» **Exercise instructions**
Count how many lines below include the string "frac", and give that number without anything else.

[START Supplied records]

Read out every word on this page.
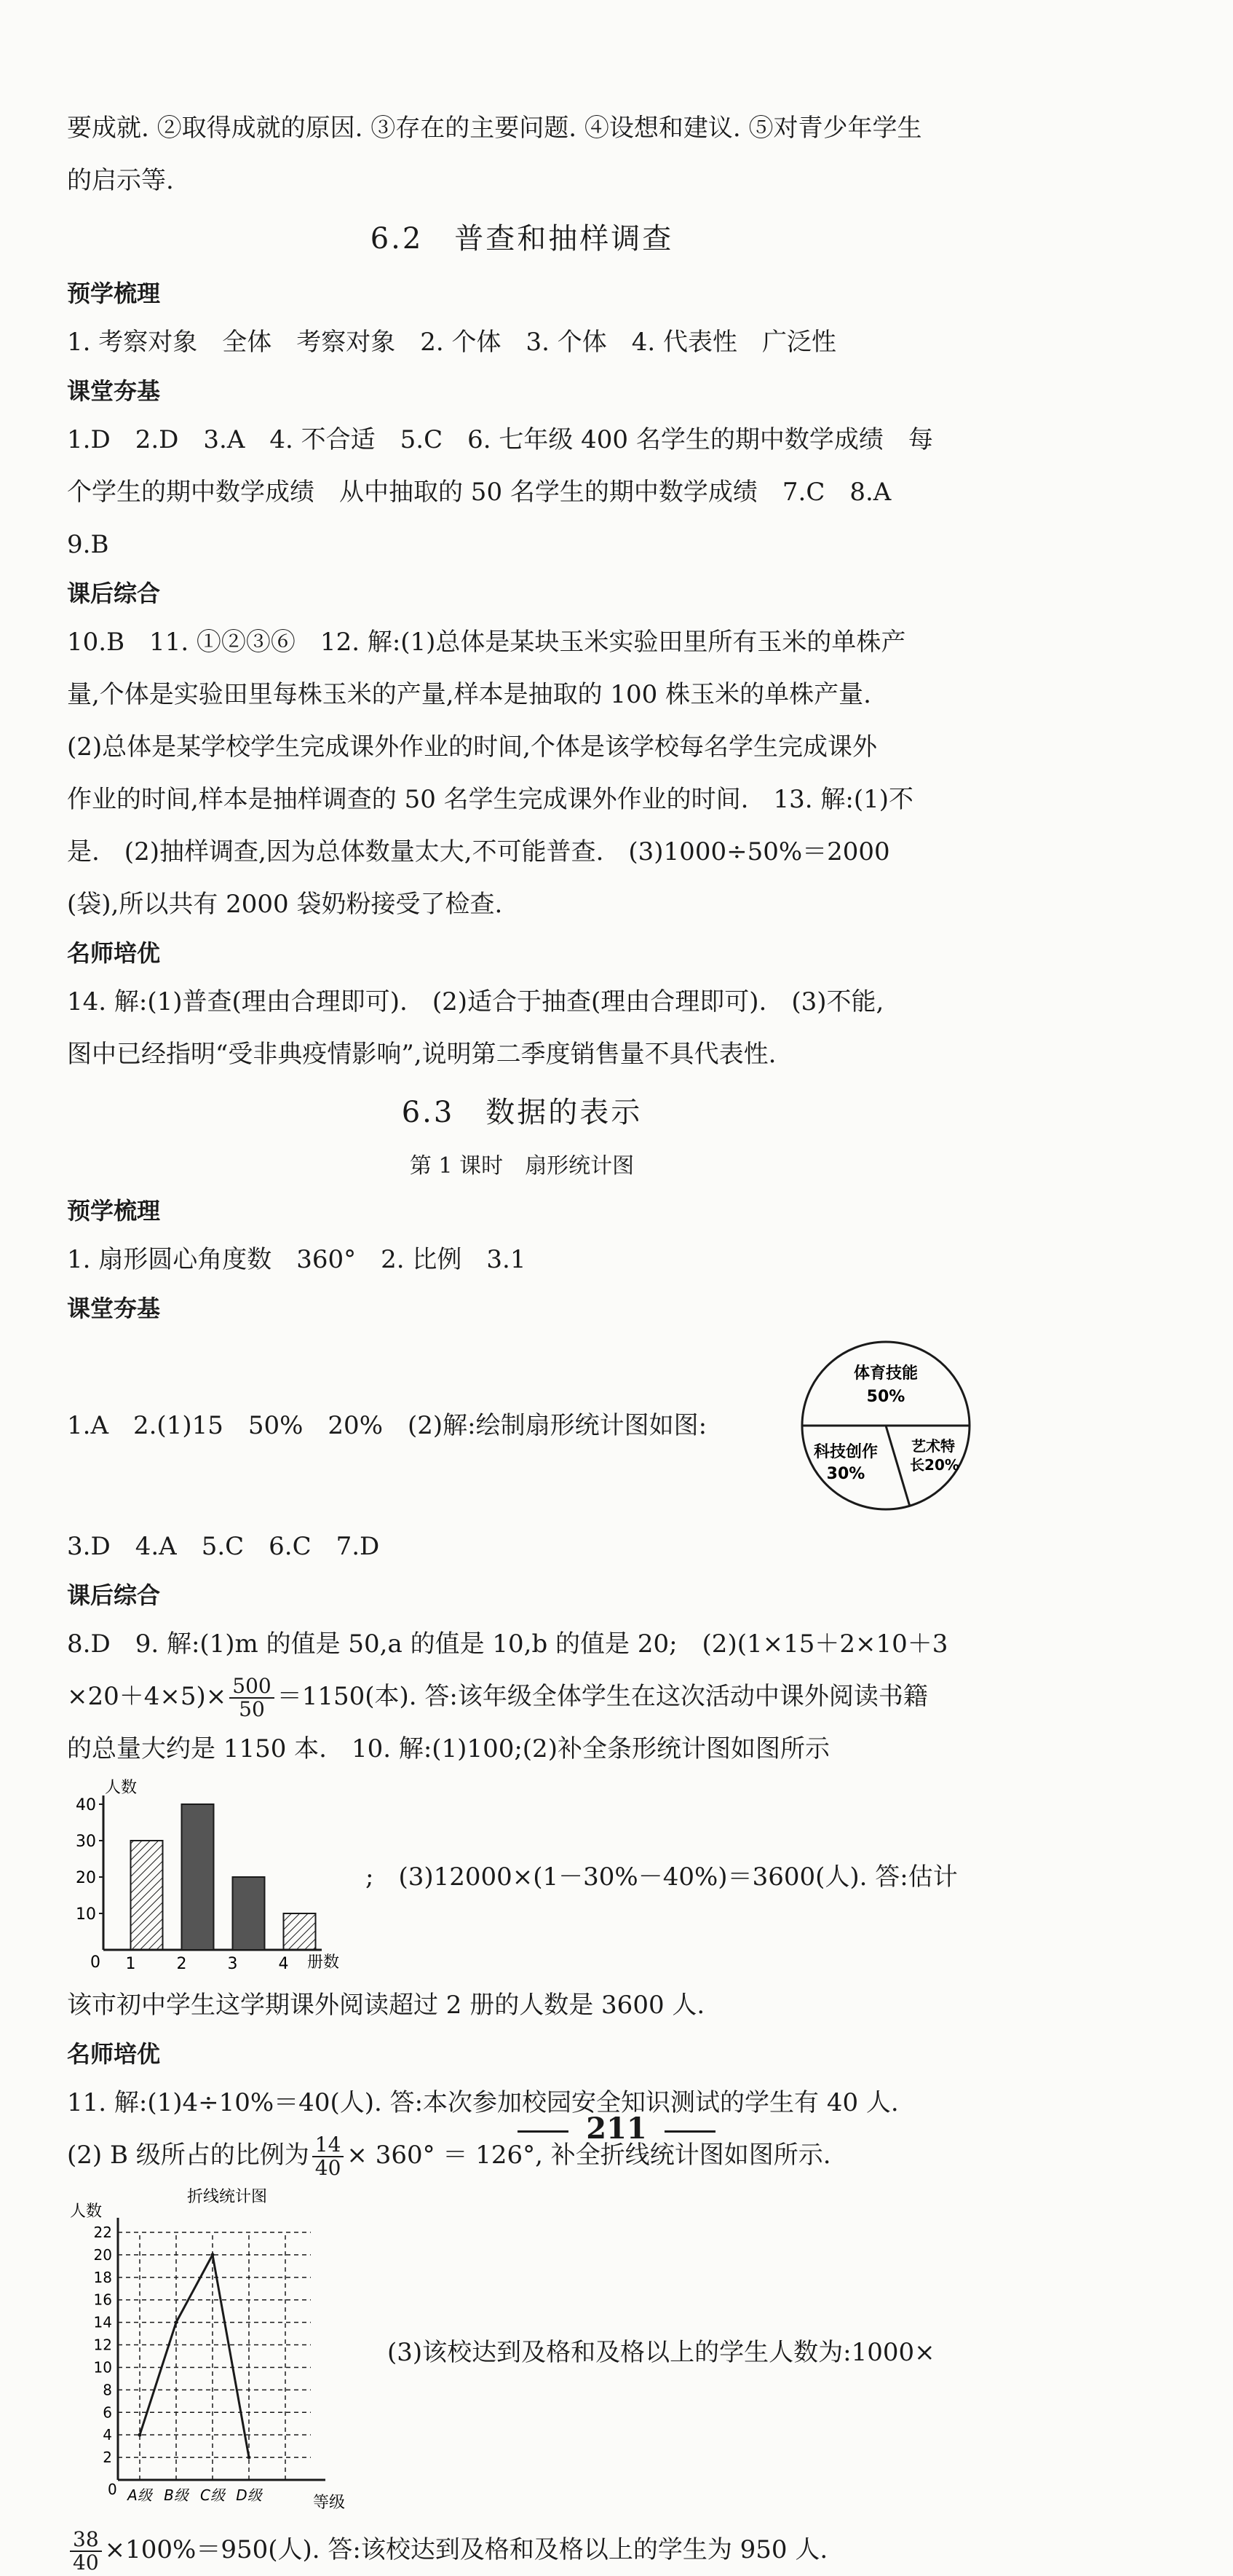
要成就. ②取得成就的原因. ③存在的主要问题. ④设想和建议. ⑤对青少年学生

的启示等.

6.2　普查和抽样调查

预学梳理

1. 考察对象　全体　考察对象　2. 个体　3. 个体　4. 代表性　广泛性

课堂夯基

1.D　2.D　3.A　4. 不合适　5.C　6. 七年级 400 名学生的期中数学成绩　每

个学生的期中数学成绩　从中抽取的 50 名学生的期中数学成绩　7.C　8.A

9.B

课后综合

10.B　11. ①②③⑥　12. 解:(1)总体是某块玉米实验田里所有玉米的单株产

量,个体是实验田里每株玉米的产量,样本是抽取的 100 株玉米的单株产量.

(2)总体是某学校学生完成课外作业的时间,个体是该学校每名学生完成课外

作业的时间,样本是抽样调查的 50 名学生完成课外作业的时间.　13. 解:(1)不

是.　(2)抽样调查,因为总体数量太大,不可能普查.　(3)1000÷50%＝2000

(袋),所以共有 2000 袋奶粉接受了检查.

名师培优

14. 解:(1)普查(理由合理即可).　(2)适合于抽查(理由合理即可).　(3)不能,

图中已经指明“受非典疫情影响”,说明第二季度销售量不具代表性.

6.3　数据的表示

第 1 课时　扇形统计图

预学梳理

1. 扇形圆心角度数　360°　2. 比例　3.1

课堂夯基

1.A　2.(1)15　50%　20%　(2)解:绘制扇形统计图如图:

体育技能
50%
科技创作
30%
艺术特
长20%

3.D　4.A　5.C　6.C　7.D

课后综合

8.D　9. 解:(1)m 的值是 50,a 的值是 10,b 的值是 20;　(2)(1×15＋2×10＋3

$\times 20+4\times 5)\times \frac{500}{50} =1150$(本). 答:该年级全体学生在这次活动中课外阅读书籍

的总量大约是 1150 本.　10. 解:(1)100;(2)补全条形统计图如图所示

人数
0	册数
10
20
30
40
1	2	3	4

;　(3)12000×(1－30%－40%)＝3600(人). 答:估计

该市初中学生这学期课外阅读超过 2 册的人数是 3600 人.

名师培优

11. 解:(1)4÷10%＝40(人). 答:本次参加校园安全知识测试的学生有 40 人.

(2) B 级所占的比例为 $\frac{14}{40} \times 360^\circ = 126^\circ$, 补全折线统计图如图所示.

折线统计图
人数
0
等级
2
4
6
8
10
12
14
16
18
20
22
A级 B级 C级 D级

(3)该校达到及格和及格以上的学生人数为:1000×

$\frac{38}{40} \times 100\%=950$(人). 答:该校达到及格和及格以上的学生为 950 人.

211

[END Supplied records]

» **Written solution**
3